- **Stated problem**
Print, exactly and completely, every entry in the data.

- **Provided records**
────────────────────────────────────────
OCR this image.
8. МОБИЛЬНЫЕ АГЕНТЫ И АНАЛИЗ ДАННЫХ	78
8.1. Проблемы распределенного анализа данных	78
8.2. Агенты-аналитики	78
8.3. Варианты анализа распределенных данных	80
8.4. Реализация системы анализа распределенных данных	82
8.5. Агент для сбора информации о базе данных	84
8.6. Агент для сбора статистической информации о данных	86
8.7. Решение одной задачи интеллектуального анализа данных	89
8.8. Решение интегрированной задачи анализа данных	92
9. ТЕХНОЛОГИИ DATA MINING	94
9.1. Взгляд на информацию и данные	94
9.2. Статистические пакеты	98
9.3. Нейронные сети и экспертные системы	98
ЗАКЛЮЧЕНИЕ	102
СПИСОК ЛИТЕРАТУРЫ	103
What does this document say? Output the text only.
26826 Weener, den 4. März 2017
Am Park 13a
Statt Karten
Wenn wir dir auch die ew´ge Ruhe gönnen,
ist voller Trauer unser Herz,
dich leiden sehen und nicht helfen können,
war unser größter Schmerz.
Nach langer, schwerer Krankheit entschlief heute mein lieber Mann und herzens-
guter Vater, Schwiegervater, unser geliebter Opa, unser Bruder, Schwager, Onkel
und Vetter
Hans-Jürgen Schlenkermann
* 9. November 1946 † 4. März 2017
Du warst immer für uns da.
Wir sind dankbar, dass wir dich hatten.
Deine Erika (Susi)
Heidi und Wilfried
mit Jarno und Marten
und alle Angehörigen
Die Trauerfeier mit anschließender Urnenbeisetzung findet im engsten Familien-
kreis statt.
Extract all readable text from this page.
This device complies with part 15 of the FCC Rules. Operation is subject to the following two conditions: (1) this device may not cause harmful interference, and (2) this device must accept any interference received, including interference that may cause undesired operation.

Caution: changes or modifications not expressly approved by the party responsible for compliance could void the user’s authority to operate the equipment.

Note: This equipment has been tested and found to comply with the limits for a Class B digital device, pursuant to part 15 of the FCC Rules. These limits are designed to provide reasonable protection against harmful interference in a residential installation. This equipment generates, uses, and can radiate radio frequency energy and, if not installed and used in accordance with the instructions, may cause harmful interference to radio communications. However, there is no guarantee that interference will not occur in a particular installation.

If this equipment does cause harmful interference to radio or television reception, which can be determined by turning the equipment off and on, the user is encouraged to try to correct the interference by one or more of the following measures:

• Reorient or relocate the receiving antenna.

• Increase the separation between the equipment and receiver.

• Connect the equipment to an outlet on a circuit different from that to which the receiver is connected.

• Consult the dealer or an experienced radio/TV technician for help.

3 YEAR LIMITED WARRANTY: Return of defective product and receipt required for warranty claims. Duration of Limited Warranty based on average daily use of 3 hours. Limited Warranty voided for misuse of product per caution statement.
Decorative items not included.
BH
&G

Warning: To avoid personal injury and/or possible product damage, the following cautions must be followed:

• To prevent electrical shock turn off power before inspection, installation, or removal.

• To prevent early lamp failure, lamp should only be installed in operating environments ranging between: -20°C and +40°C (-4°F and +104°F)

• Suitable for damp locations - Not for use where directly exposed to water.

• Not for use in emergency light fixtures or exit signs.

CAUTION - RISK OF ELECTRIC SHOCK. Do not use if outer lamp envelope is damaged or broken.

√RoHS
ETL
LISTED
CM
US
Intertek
────────────────────────────────────────
- **Exercise solution**
OCR this image.
8. МОБИЛЬНЫЕ АГЕНТЫ И АНАЛИЗ ДАННЫХ	78
8.1. Проблемы распределенного анализа данных	78
8.2. Агенты-аналитики	78
8.3. Варианты анализа распределенных данных	80
8.4. Реализация системы анализа распределенных данных	82
8.5. Агент для сбора информации о базе данных	84
8.6. Агент для сбора статистической информации о данных	86
8.7. Решение одной задачи интеллектуального анализа данных	89
8.8. Решение интегрированной задачи анализа данных	92
9. ТЕХНОЛОГИИ DATA MINING	94
9.1. Взгляд на информацию и данные	94
9.2. Статистические пакеты	98
9.3. Нейронные сети и экспертные системы	98
ЗАКЛЮЧЕНИЕ	102
СПИСОК ЛИТЕРАТУРЫ	103
What does this document say? Output the text only.
26826 Weener, den 4. März 2017
Am Park 13a
Statt Karten
Wenn wir dir auch die ew´ge Ruhe gönnen,
ist voller Trauer unser Herz,
dich leiden sehen und nicht helfen können,
war unser größter Schmerz.
Nach langer, schwerer Krankheit entschlief heute mein lieber Mann und herzens-
guter Vater, Schwiegervater, unser geliebter Opa, unser Bruder, Schwager, Onkel
und Vetter
Hans-Jürgen Schlenkermann
* 9. November 1946 † 4. März 2017
Du warst immer für uns da.
Wir sind dankbar, dass wir dich hatten.
Deine Erika (Susi)
Heidi und Wilfried
mit Jarno und Marten
und alle Angehörigen
Die Trauerfeier mit anschließender Urnenbeisetzung findet im engsten Familien-
kreis statt.
Extract all readable text from this page.
This device complies with part 15 of the FCC Rules. Operation is subject to the following two conditions: (1) this device may not cause harmful interference, and (2) this device must accept any interference received, including interference that may cause undesired operation.

Caution: changes or modifications not expressly approved by the party responsible for compliance could void the user’s authority to operate the equipment.

Note: This equipment has been tested and found to comply with the limits for a Class B digital device, pursuant to part 15 of the FCC Rules. These limits are designed to provide reasonable protection against harmful interference in a residential installation. This equipment generates, uses, and can radiate radio frequency energy and, if not installed and used in accordance with the instructions, may cause harmful interference to radio communications. However, there is no guarantee that interference will not occur in a particular installation.

If this equipment does cause harmful interference to radio or television reception, which can be determined by turning the equipment off and on, the user is encouraged to try to correct the interference by one or more of the following measures:

• Reorient or relocate the receiving antenna.

• Increase the separation between the equipment and receiver.

• Connect the equipment to an outlet on a circuit different from that to which the receiver is connected.

• Consult the dealer or an experienced radio/TV technician for help.

3 YEAR LIMITED WARRANTY: Return of defective product and receipt required for warranty claims. Duration of Limited Warranty based on average daily use of 3 hours. Limited Warranty voided for misuse of product per caution statement.
Decorative items not included.
BH
&G

Warning: To avoid personal injury and/or possible product damage, the following cautions must be followed:

• To prevent electrical shock turn off power before inspection, installation, or removal.

• To prevent early lamp failure, lamp should only be installed in operating environments ranging between: -20°C and +40°C (-4°F and +104°F)

• Suitable for damp locations - Not for use where directly exposed to water.

• Not for use in emergency light fixtures or exit signs.

CAUTION - RISK OF ELECTRIC SHOCK. Do not use if outer lamp envelope is damaged or broken.

√RoHS
ETL
LISTED
CM
US
Intertek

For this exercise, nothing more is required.